*Given task*
Each entry below must be repeated exactly, with pictures left out.

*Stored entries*
>> Start
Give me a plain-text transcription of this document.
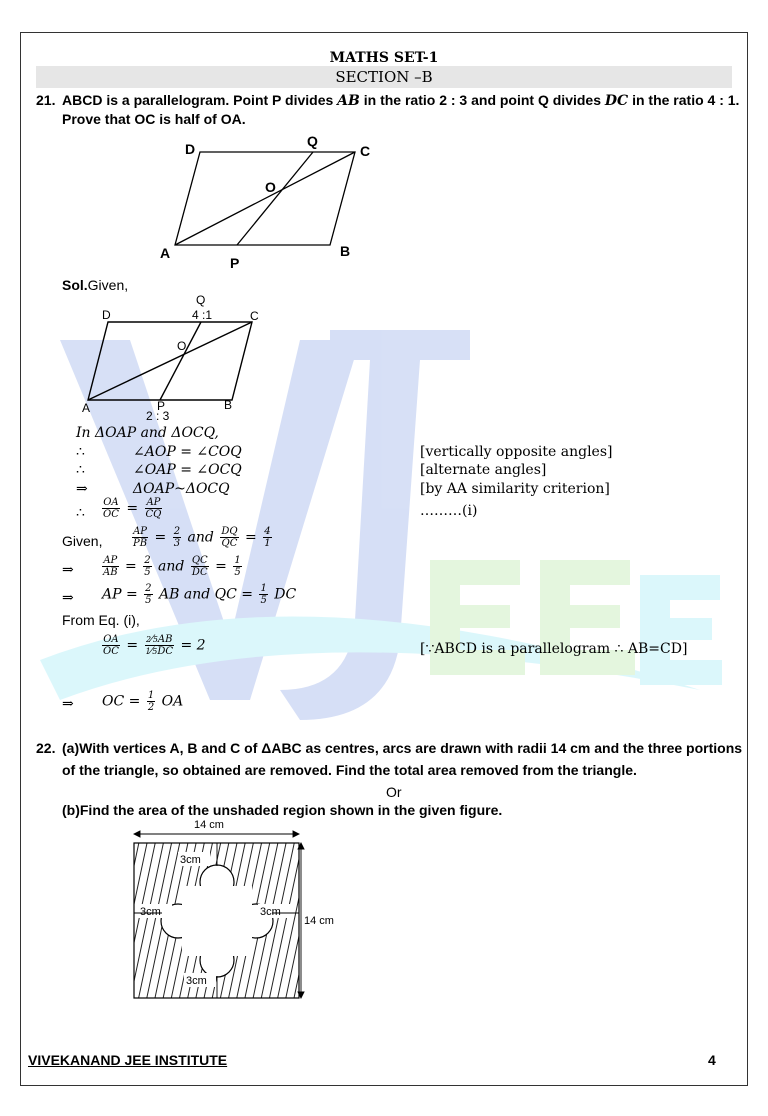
MATHS SET-1
SECTION –B
21. ABCD is a parallelogram. Point P divides AB in the ratio 2 : 3 and point Q divides DC in the ratio 4 : 1.
Prove that OC is half of OA.
D	Q
C
O
A	B
P
Sol.Given,
D
Q
4 :1	C
O
A	P	B
2 : 3
In ΔOAP and ΔOCQ,
∴	∠AOP = ∠COQ	[vertically opposite angles]
∴	∠OAP = ∠OCQ	[alternate angles]
⇒	ΔOAP~ΔOCQ	[by AA similarity criterion]
∴ $\frac{OA}{OC} = \frac{AP}{CQ}$	………(i)
Given,	$\frac{AP}{PB} = \frac{2}{3}$ and $\frac{DQ}{QC} = \frac{4}{1}$
⇒	$\frac{AP}{AB} = \frac{2}{5}$ and $\frac{QC}{DC} = \frac{1}{5}$
⇒ AP = $\frac{2}{5}$ AB and QC = $\frac{1}{5}$ DC
From Eq. (i),
$\frac{OA}{OC} = \frac{2⁄5AB}{1⁄5DC} = 2$	[∵ABCD is a parallelogram ∴ AB=CD]
⇒ OC = $\frac{1}{2}$ OA
22. (a)With vertices A, B and C of ΔABC as centres, arcs are drawn with radii 14 cm and the three portions
of the triangle, so obtained are removed. Find the total area removed from the triangle.
Or
(b)Find the area of the unshaded region shown in the given figure.
3cm
3cm	3cm
3cm
14 cm
14 cm
VIVEKANAND JEE INSTITUTE	4
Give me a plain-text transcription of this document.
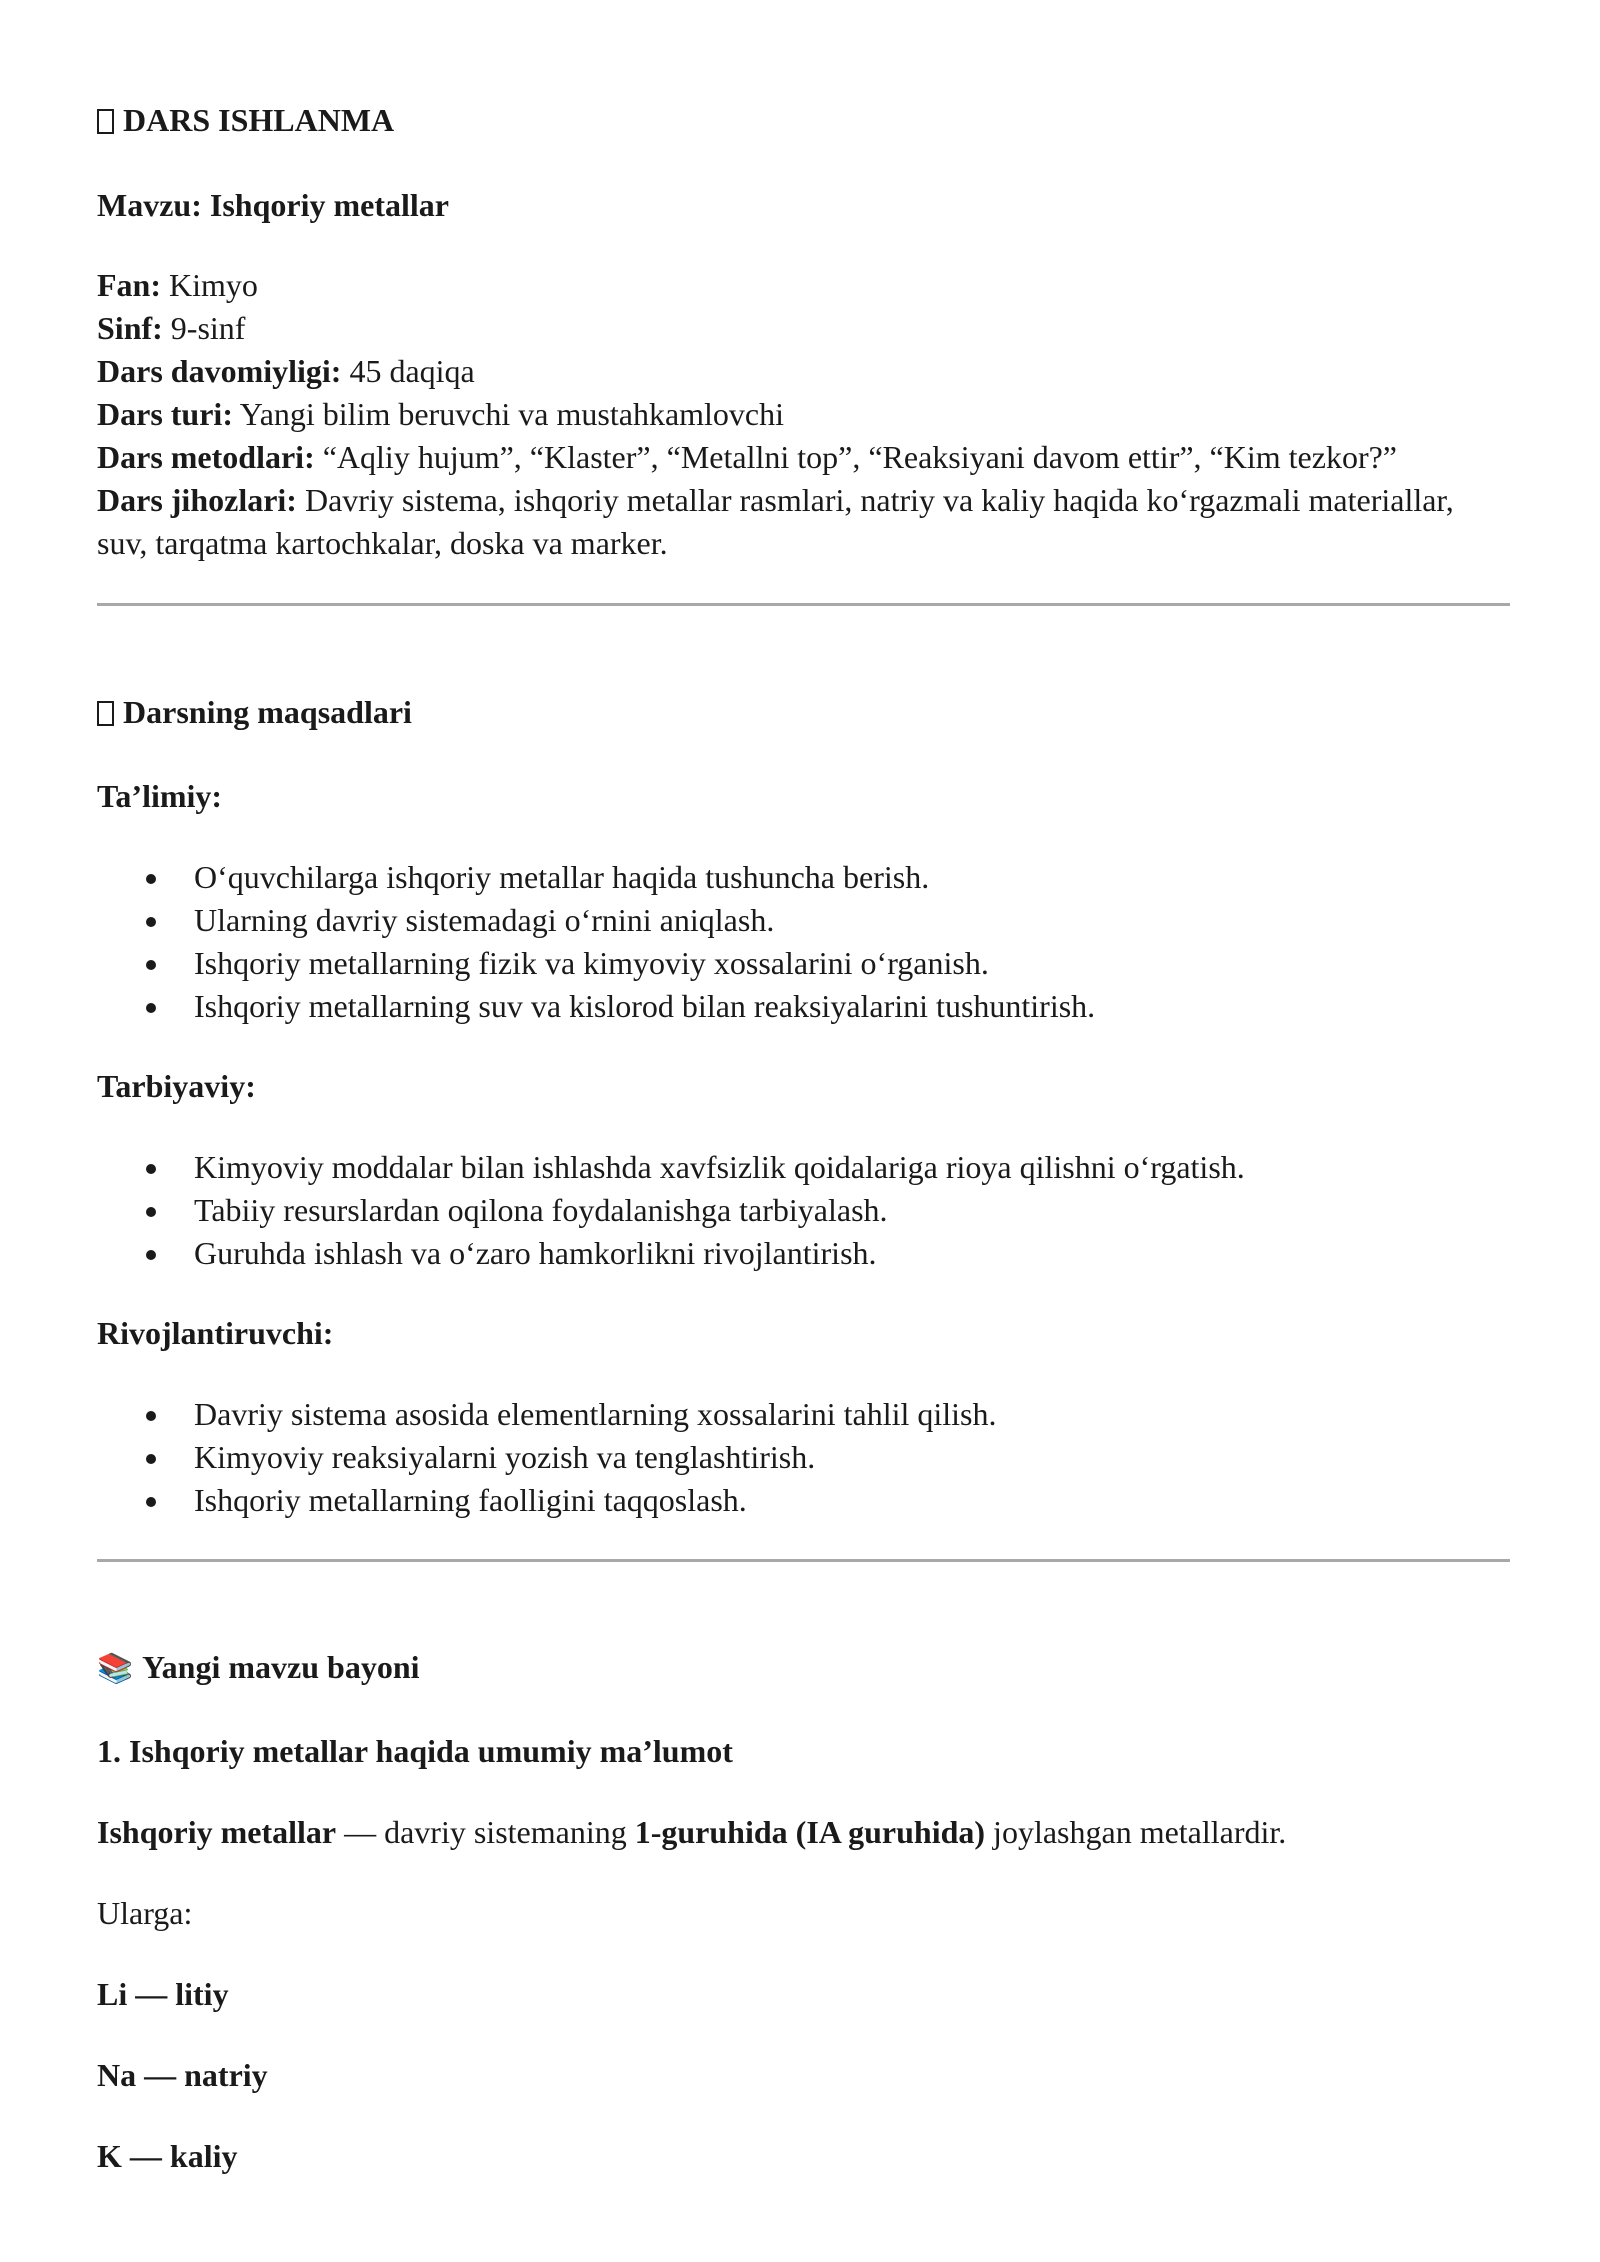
DARS ISHLANMA
Mavzu: Ishqoriy metallar
Fan: Kimyo
Sinf: 9-sinf
Dars davomiyligi: 45 daqiqa
Dars turi: Yangi bilim beruvchi va mustahkamlovchi
Dars metodlari: “Aqliy hujum”, “Klaster”, “Metallni top”, “Reaksiyani davom ettir”, “Kim tezkor?”
Dars jihozlari: Davriy sistema, ishqoriy metallar rasmlari, natriy va kaliy haqida koʻrgazmali materiallar,
suv, tarqatma kartochkalar, doska va marker.
Darsning maqsadlari
Ta’limiy:
Oʻquvchilarga ishqoriy metallar haqida tushuncha berish.
Ularning davriy sistemadagi oʻrnini aniqlash.
Ishqoriy metallarning fizik va kimyoviy xossalarini oʻrganish.
Ishqoriy metallarning suv va kislorod bilan reaksiyalarini tushuntirish.
Tarbiyaviy:
Kimyoviy moddalar bilan ishlashda xavfsizlik qoidalariga rioya qilishni oʻrgatish.
Tabiiy resurslardan oqilona foydalanishga tarbiyalash.
Guruhda ishlash va oʻzaro hamkorlikni rivojlantirish.
Rivojlantiruvchi:
Davriy sistema asosida elementlarning xossalarini tahlil qilish.
Kimyoviy reaksiyalarni yozish va tenglashtirish.
Ishqoriy metallarning faolligini taqqoslash.
📚 Yangi mavzu bayoni
1. Ishqoriy metallar haqida umumiy ma’lumot
Ishqoriy metallar — davriy sistemaning 1-guruhida (IA guruhida) joylashgan metallardir.
Ularga:
Li — litiy
Na — natriy
K — kaliy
>> End
*Result below*
Give me a plain-text transcription of this document.
MATHS SET-1
SECTION –B
21. ABCD is a parallelogram. Point P divides AB in the ratio 2 : 3 and point Q divides DC in the ratio 4 : 1.
Prove that OC is half of OA.
D	Q
C
O
A	B
P
Sol.Given,
D
Q
4 :1	C
O
A	P	B
2 : 3
In ΔOAP and ΔOCQ,
∴	∠AOP = ∠COQ	[vertically opposite angles]
∴	∠OAP = ∠OCQ	[alternate angles]
⇒	ΔOAP~ΔOCQ	[by AA similarity criterion]
∴ $\frac{OA}{OC} = \frac{AP}{CQ}$	………(i)
Given,	$\frac{AP}{PB} = \frac{2}{3}$ and $\frac{DQ}{QC} = \frac{4}{1}$
⇒	$\frac{AP}{AB} = \frac{2}{5}$ and $\frac{QC}{DC} = \frac{1}{5}$
⇒ AP = $\frac{2}{5}$ AB and QC = $\frac{1}{5}$ DC
From Eq. (i),
$\frac{OA}{OC} = \frac{2⁄5AB}{1⁄5DC} = 2$	[∵ABCD is a parallelogram ∴ AB=CD]
⇒ OC = $\frac{1}{2}$ OA
22. (a)With vertices A, B and C of ΔABC as centres, arcs are drawn with radii 14 cm and the three portions
of the triangle, so obtained are removed. Find the total area removed from the triangle.
Or
(b)Find the area of the unshaded region shown in the given figure.
3cm
3cm	3cm
3cm
14 cm
14 cm
VIVEKANAND JEE INSTITUTE	4
Give me a plain-text transcription of this document.
DARS ISHLANMA
Mavzu: Ishqoriy metallar
Fan: Kimyo
Sinf: 9-sinf
Dars davomiyligi: 45 daqiqa
Dars turi: Yangi bilim beruvchi va mustahkamlovchi
Dars metodlari: “Aqliy hujum”, “Klaster”, “Metallni top”, “Reaksiyani davom ettir”, “Kim tezkor?”
Dars jihozlari: Davriy sistema, ishqoriy metallar rasmlari, natriy va kaliy haqida koʻrgazmali materiallar,
suv, tarqatma kartochkalar, doska va marker.
Darsning maqsadlari
Ta’limiy:
Oʻquvchilarga ishqoriy metallar haqida tushuncha berish.
Ularning davriy sistemadagi oʻrnini aniqlash.
Ishqoriy metallarning fizik va kimyoviy xossalarini oʻrganish.
Ishqoriy metallarning suv va kislorod bilan reaksiyalarini tushuntirish.
Tarbiyaviy:
Kimyoviy moddalar bilan ishlashda xavfsizlik qoidalariga rioya qilishni oʻrgatish.
Tabiiy resurslardan oqilona foydalanishga tarbiyalash.
Guruhda ishlash va oʻzaro hamkorlikni rivojlantirish.
Rivojlantiruvchi:
Davriy sistema asosida elementlarning xossalarini tahlil qilish.
Kimyoviy reaksiyalarni yozish va tenglashtirish.
Ishqoriy metallarning faolligini taqqoslash.
📚 Yangi mavzu bayoni
1. Ishqoriy metallar haqida umumiy ma’lumot
Ishqoriy metallar — davriy sistemaning 1-guruhida (IA guruhida) joylashgan metallardir.
Ularga:
Li — litiy
Na — natriy
K — kaliy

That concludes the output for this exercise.